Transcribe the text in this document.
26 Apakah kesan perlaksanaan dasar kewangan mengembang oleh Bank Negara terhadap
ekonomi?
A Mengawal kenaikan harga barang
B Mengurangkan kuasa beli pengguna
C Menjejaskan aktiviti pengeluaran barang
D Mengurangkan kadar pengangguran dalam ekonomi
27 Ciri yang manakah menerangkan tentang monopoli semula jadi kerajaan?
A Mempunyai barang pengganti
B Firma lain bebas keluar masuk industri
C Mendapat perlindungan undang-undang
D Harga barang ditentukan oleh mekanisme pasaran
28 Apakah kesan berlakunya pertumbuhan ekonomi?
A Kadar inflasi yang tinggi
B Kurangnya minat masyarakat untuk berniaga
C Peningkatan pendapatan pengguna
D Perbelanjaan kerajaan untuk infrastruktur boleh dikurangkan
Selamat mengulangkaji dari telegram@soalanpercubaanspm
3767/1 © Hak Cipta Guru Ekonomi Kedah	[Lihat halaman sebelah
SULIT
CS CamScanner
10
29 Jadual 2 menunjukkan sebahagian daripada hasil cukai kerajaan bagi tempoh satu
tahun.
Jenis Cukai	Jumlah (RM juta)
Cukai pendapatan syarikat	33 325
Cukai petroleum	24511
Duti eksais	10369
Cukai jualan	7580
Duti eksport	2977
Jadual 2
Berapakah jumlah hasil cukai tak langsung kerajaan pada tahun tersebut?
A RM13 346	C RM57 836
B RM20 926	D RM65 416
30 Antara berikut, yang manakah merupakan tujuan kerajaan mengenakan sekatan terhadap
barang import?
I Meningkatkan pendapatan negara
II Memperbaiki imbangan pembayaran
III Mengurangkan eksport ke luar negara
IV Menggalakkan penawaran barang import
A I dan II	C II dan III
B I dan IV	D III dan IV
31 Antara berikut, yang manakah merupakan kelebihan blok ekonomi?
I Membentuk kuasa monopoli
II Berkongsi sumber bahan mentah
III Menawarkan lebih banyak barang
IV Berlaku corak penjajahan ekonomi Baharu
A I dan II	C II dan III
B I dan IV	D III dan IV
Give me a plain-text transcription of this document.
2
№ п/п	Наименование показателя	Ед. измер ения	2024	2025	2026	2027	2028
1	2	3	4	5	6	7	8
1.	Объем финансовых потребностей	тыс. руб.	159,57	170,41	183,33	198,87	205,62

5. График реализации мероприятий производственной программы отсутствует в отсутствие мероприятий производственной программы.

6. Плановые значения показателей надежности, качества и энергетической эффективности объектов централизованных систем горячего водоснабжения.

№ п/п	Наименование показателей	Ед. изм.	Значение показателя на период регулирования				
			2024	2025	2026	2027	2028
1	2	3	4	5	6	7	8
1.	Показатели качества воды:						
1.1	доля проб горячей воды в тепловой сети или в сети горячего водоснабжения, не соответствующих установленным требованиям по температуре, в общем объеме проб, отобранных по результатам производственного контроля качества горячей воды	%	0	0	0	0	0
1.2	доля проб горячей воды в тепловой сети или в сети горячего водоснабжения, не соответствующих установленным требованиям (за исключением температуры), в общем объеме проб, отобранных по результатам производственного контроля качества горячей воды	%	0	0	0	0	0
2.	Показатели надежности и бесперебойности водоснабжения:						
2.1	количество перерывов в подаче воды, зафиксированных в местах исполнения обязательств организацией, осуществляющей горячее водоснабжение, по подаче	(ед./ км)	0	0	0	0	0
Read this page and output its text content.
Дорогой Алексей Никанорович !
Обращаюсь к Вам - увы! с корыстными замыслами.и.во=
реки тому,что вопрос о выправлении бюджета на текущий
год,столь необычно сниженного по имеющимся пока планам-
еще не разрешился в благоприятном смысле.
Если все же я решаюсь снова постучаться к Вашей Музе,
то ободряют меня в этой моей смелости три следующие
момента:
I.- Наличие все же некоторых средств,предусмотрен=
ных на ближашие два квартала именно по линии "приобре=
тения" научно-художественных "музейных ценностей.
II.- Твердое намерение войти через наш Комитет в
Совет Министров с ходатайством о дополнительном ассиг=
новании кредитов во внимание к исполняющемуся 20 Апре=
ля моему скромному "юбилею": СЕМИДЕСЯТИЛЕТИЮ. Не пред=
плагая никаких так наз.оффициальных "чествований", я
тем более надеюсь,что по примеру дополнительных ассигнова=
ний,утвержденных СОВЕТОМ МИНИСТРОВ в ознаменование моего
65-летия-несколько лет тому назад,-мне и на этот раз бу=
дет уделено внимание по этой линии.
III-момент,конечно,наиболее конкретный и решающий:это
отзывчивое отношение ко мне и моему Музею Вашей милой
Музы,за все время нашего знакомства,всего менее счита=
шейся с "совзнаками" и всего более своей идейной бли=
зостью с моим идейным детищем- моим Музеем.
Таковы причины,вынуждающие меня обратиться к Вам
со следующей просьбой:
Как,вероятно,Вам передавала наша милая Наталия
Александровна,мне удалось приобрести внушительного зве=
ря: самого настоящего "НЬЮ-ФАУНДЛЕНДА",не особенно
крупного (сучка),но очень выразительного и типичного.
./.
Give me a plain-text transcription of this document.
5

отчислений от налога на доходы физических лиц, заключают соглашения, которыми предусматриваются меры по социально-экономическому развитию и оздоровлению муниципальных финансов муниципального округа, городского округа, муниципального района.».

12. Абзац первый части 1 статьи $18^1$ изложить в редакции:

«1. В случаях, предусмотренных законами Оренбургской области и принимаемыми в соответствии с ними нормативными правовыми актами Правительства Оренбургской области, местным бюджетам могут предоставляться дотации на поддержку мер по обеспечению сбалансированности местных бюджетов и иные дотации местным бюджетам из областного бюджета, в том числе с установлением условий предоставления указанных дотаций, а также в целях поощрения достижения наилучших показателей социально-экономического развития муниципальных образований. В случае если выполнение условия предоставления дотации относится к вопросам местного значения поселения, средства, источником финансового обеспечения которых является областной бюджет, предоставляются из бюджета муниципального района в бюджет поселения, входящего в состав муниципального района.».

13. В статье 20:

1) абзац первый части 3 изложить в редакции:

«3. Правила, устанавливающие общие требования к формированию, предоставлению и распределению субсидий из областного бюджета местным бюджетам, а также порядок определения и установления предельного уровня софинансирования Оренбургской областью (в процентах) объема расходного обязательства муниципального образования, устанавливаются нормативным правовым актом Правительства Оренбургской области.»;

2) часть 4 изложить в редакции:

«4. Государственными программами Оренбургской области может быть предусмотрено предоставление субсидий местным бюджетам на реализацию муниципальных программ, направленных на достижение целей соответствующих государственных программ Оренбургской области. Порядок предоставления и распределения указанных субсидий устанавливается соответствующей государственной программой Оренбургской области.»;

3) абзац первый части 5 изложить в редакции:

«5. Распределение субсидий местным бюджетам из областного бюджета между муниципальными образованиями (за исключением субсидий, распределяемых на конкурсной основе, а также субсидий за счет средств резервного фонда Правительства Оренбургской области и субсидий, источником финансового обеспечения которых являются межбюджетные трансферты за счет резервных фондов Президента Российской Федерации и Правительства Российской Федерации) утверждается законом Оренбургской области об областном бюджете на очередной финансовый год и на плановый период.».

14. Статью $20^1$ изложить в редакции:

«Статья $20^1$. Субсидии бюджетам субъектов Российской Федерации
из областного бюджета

•••

Task statement -> From the records above, please extract every line and repeat it exactly.

Exercise answer ->
Transcribe the text in this document.
26 Apakah kesan perlaksanaan dasar kewangan mengembang oleh Bank Negara terhadap
ekonomi?
A Mengawal kenaikan harga barang
B Mengurangkan kuasa beli pengguna
C Menjejaskan aktiviti pengeluaran barang
D Mengurangkan kadar pengangguran dalam ekonomi
27 Ciri yang manakah menerangkan tentang monopoli semula jadi kerajaan?
A Mempunyai barang pengganti
B Firma lain bebas keluar masuk industri
C Mendapat perlindungan undang-undang
D Harga barang ditentukan oleh mekanisme pasaran
28 Apakah kesan berlakunya pertumbuhan ekonomi?
A Kadar inflasi yang tinggi
B Kurangnya minat masyarakat untuk berniaga
C Peningkatan pendapatan pengguna
D Perbelanjaan kerajaan untuk infrastruktur boleh dikurangkan
Selamat mengulangkaji dari telegram@soalanpercubaanspm
3767/1 © Hak Cipta Guru Ekonomi Kedah	[Lihat halaman sebelah
SULIT
CS CamScanner
10
29 Jadual 2 menunjukkan sebahagian daripada hasil cukai kerajaan bagi tempoh satu
tahun.
Jenis Cukai	Jumlah (RM juta)
Cukai pendapatan syarikat	33 325
Cukai petroleum	24511
Duti eksais	10369
Cukai jualan	7580
Duti eksport	2977
Jadual 2
Berapakah jumlah hasil cukai tak langsung kerajaan pada tahun tersebut?
A RM13 346	C RM57 836
B RM20 926	D RM65 416
30 Antara berikut, yang manakah merupakan tujuan kerajaan mengenakan sekatan terhadap
barang import?
I Meningkatkan pendapatan negara
II Memperbaiki imbangan pembayaran
III Mengurangkan eksport ke luar negara
IV Menggalakkan penawaran barang import
A I dan II	C II dan III
B I dan IV	D III dan IV
31 Antara berikut, yang manakah merupakan kelebihan blok ekonomi?
I Membentuk kuasa monopoli
II Berkongsi sumber bahan mentah
III Menawarkan lebih banyak barang
IV Berlaku corak penjajahan ekonomi Baharu
A I dan II	C II dan III
B I dan IV	D III dan IV
Give me a plain-text transcription of this document.
2
№ п/п	Наименование показателя	Ед. измер ения	2024	2025	2026	2027	2028
1	2	3	4	5	6	7	8
1.	Объем финансовых потребностей	тыс. руб.	159,57	170,41	183,33	198,87	205,62

5. График реализации мероприятий производственной программы отсутствует в отсутствие мероприятий производственной программы.

6. Плановые значения показателей надежности, качества и энергетической эффективности объектов централизованных систем горячего водоснабжения.

№ п/п	Наименование показателей	Ед. изм.	Значение показателя на период регулирования				
			2024	2025	2026	2027	2028
1	2	3	4	5	6	7	8
1.	Показатели качества воды:						
1.1	доля проб горячей воды в тепловой сети или в сети горячего водоснабжения, не соответствующих установленным требованиям по температуре, в общем объеме проб, отобранных по результатам производственного контроля качества горячей воды	%	0	0	0	0	0
1.2	доля проб горячей воды в тепловой сети или в сети горячего водоснабжения, не соответствующих установленным требованиям (за исключением температуры), в общем объеме проб, отобранных по результатам производственного контроля качества горячей воды	%	0	0	0	0	0
2.	Показатели надежности и бесперебойности водоснабжения:						
2.1	количество перерывов в подаче воды, зафиксированных в местах исполнения обязательств организацией, осуществляющей горячее водоснабжение, по подаче	(ед./ км)	0	0	0	0	0
Read this page and output its text content.
Дорогой Алексей Никанорович !
Обращаюсь к Вам - увы! с корыстными замыслами.и.во=
реки тому,что вопрос о выправлении бюджета на текущий
год,столь необычно сниженного по имеющимся пока планам-
еще не разрешился в благоприятном смысле.
Если все же я решаюсь снова постучаться к Вашей Музе,
то ободряют меня в этой моей смелости три следующие
момента:
I.- Наличие все же некоторых средств,предусмотрен=
ных на ближашие два квартала именно по линии "приобре=
тения" научно-художественных "музейных ценностей.
II.- Твердое намерение войти через наш Комитет в
Совет Министров с ходатайством о дополнительном ассиг=
новании кредитов во внимание к исполняющемуся 20 Апре=
ля моему скромному "юбилею": СЕМИДЕСЯТИЛЕТИЮ. Не пред=
плагая никаких так наз.оффициальных "чествований", я
тем более надеюсь,что по примеру дополнительных ассигнова=
ний,утвержденных СОВЕТОМ МИНИСТРОВ в ознаменование моего
65-летия-несколько лет тому назад,-мне и на этот раз бу=
дет уделено внимание по этой линии.
III-момент,конечно,наиболее конкретный и решающий:это
отзывчивое отношение ко мне и моему Музею Вашей милой
Музы,за все время нашего знакомства,всего менее счита=
шейся с "совзнаками" и всего более своей идейной бли=
зостью с моим идейным детищем- моим Музеем.
Таковы причины,вынуждающие меня обратиться к Вам
со следующей просьбой:
Как,вероятно,Вам передавала наша милая Наталия
Александровна,мне удалось приобрести внушительного зве=
ря: самого настоящего "НЬЮ-ФАУНДЛЕНДА",не особенно
крупного (сучка),но очень выразительного и типичного.
./.
Give me a plain-text transcription of this document.
5

отчислений от налога на доходы физических лиц, заключают соглашения, которыми предусматриваются меры по социально-экономическому развитию и оздоровлению муниципальных финансов муниципального округа, городского округа, муниципального района.».

12. Абзац первый части 1 статьи $18^1$ изложить в редакции:

«1. В случаях, предусмотренных законами Оренбургской области и принимаемыми в соответствии с ними нормативными правовыми актами Правительства Оренбургской области, местным бюджетам могут предоставляться дотации на поддержку мер по обеспечению сбалансированности местных бюджетов и иные дотации местным бюджетам из областного бюджета, в том числе с установлением условий предоставления указанных дотаций, а также в целях поощрения достижения наилучших показателей социально-экономического развития муниципальных образований. В случае если выполнение условия предоставления дотации относится к вопросам местного значения поселения, средства, источником финансового обеспечения которых является областной бюджет, предоставляются из бюджета муниципального района в бюджет поселения, входящего в состав муниципального района.».

13. В статье 20:

1) абзац первый части 3 изложить в редакции:

«3. Правила, устанавливающие общие требования к формированию, предоставлению и распределению субсидий из областного бюджета местным бюджетам, а также порядок определения и установления предельного уровня софинансирования Оренбургской областью (в процентах) объема расходного обязательства муниципального образования, устанавливаются нормативным правовым актом Правительства Оренбургской области.»;

2) часть 4 изложить в редакции:

«4. Государственными программами Оренбургской области может быть предусмотрено предоставление субсидий местным бюджетам на реализацию муниципальных программ, направленных на достижение целей соответствующих государственных программ Оренбургской области. Порядок предоставления и распределения указанных субсидий устанавливается соответствующей государственной программой Оренбургской области.»;

3) абзац первый части 5 изложить в редакции:

«5. Распределение субсидий местным бюджетам из областного бюджета между муниципальными образованиями (за исключением субсидий, распределяемых на конкурсной основе, а также субсидий за счет средств резервного фонда Правительства Оренбургской области и субсидий, источником финансового обеспечения которых являются межбюджетные трансферты за счет резервных фондов Президента Российской Федерации и Правительства Российской Федерации) утверждается законом Оренбургской области об областном бюджете на очередной финансовый год и на плановый период.».

14. Статью $20^1$ изложить в редакции:

«Статья $20^1$. Субсидии бюджетам субъектов Российской Федерации
из областного бюджета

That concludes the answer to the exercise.